Your instructions →
List the lines of this listing that hold the word "چشمانش".

Data excerpts:

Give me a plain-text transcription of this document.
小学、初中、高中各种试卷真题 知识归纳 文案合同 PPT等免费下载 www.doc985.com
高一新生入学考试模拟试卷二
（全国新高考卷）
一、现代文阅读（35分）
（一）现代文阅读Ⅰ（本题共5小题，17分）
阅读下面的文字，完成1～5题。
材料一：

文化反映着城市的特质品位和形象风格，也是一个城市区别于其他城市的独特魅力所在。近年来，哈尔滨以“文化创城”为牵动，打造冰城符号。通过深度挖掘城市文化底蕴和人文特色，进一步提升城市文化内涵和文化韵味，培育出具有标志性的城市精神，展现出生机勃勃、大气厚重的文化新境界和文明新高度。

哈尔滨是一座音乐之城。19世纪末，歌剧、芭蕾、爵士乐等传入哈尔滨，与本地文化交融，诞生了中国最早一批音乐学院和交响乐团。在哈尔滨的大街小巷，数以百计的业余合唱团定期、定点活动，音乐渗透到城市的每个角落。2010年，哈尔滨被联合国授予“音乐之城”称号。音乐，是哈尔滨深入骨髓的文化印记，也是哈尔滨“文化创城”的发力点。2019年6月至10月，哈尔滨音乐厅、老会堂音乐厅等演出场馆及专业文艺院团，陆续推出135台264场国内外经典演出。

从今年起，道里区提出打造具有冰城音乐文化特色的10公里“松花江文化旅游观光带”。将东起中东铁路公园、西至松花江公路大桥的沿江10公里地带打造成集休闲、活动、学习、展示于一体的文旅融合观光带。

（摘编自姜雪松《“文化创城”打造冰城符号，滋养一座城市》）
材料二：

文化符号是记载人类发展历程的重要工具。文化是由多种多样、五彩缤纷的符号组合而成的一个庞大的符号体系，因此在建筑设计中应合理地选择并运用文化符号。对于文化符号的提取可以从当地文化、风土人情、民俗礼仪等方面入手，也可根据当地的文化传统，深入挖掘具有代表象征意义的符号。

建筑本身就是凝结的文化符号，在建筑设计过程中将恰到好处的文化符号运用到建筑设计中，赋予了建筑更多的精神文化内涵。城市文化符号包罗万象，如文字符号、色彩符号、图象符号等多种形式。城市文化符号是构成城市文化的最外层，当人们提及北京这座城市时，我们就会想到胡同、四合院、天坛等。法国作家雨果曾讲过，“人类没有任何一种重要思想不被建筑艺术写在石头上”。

* * *

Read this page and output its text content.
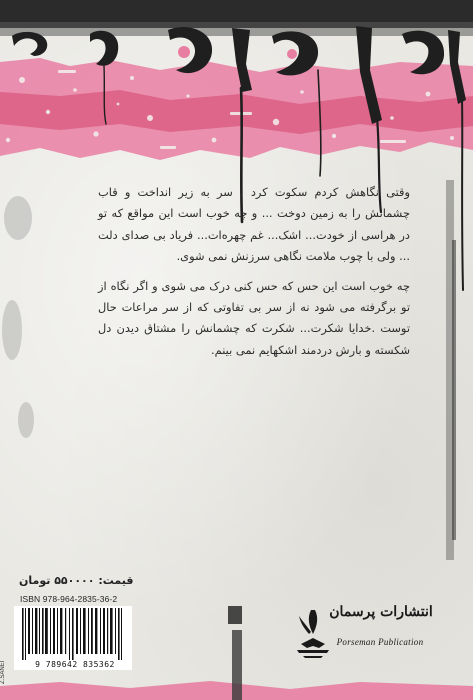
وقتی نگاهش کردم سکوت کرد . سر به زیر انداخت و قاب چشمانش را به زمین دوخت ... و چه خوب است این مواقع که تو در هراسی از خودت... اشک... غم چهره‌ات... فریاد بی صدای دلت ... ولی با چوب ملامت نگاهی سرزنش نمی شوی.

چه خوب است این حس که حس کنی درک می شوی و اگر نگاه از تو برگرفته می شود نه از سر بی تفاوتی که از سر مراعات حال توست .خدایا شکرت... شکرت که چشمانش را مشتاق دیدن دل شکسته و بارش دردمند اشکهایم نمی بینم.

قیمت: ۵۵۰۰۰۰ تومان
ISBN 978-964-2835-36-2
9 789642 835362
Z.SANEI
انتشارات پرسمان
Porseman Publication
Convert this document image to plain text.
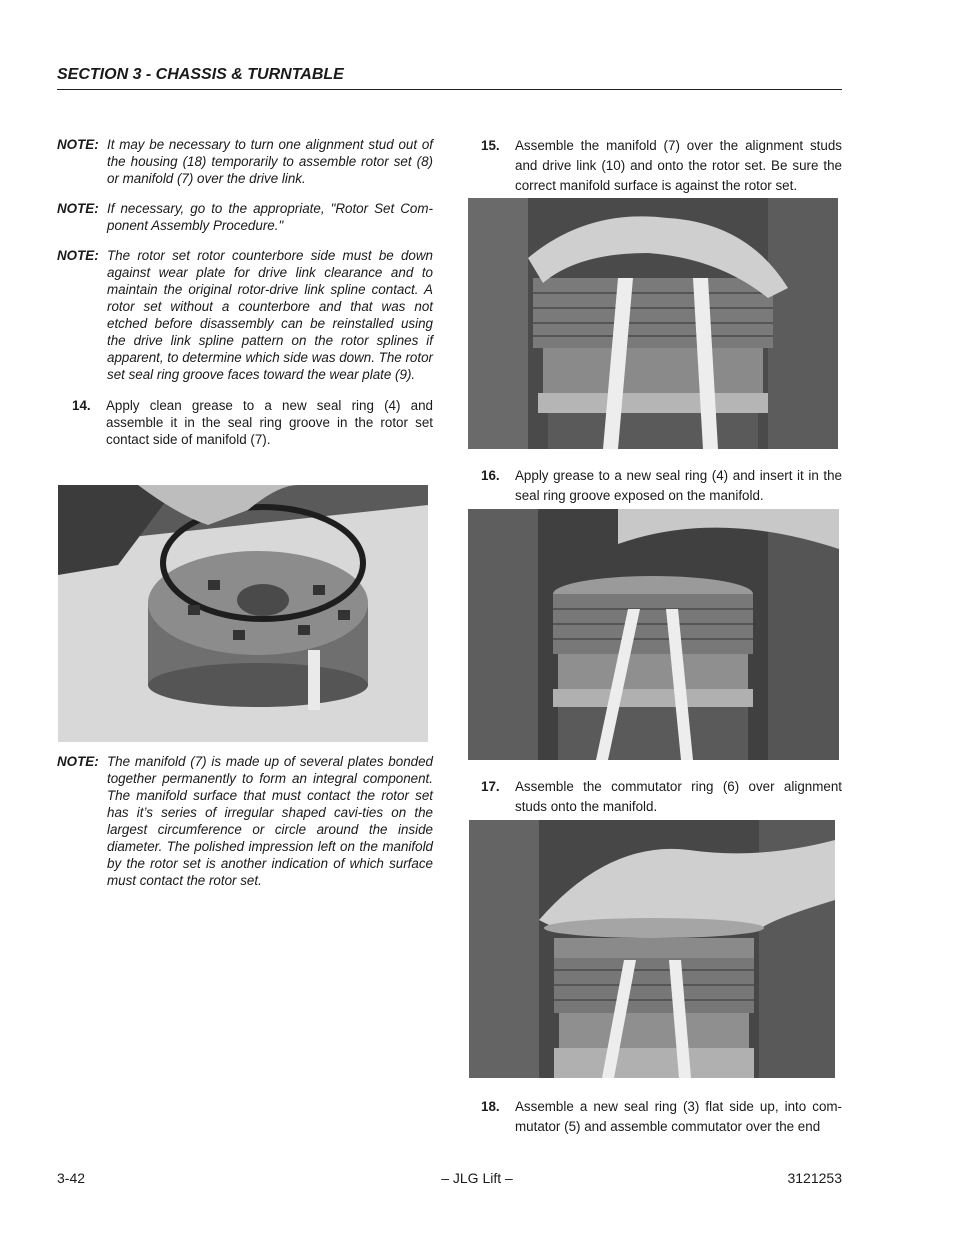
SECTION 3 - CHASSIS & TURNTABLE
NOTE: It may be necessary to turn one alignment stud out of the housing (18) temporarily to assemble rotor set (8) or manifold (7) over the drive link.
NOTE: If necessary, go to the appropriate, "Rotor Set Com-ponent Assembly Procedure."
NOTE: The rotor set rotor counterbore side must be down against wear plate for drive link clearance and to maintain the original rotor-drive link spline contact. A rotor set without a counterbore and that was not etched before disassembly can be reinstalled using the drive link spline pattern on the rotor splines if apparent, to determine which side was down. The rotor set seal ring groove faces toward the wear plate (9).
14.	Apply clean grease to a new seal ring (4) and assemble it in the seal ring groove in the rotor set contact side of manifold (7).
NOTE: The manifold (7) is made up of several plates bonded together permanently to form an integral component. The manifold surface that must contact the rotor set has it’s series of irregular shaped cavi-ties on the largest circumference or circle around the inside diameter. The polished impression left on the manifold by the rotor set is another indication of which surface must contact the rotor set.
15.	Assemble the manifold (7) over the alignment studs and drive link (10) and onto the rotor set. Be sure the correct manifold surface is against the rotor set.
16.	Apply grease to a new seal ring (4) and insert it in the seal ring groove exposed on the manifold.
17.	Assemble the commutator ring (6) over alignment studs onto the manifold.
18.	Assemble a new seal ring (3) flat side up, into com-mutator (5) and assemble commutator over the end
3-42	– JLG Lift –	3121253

Full response →
وقتی نگاهش کردم سکوت کرد . سر به زیر انداخت و قاب چشمانش را به زمین دوخت ... و چه خوب است این مواقع که تو در هراسی از خودت... اشک... غم چهره‌ات... فریاد بی صدای دلت ... ولی با چوب ملامت نگاهی سرزنش نمی شوی.
چه خوب است این حس که حس کنی درک می شوی و اگر نگاه از تو برگرفته می شود نه از سر بی تفاوتی که از سر مراعات حال توست .خدایا شکرت... شکرت که چشمانش را مشتاق دیدن دل شکسته و بارش دردمند اشکهایم نمی بینم.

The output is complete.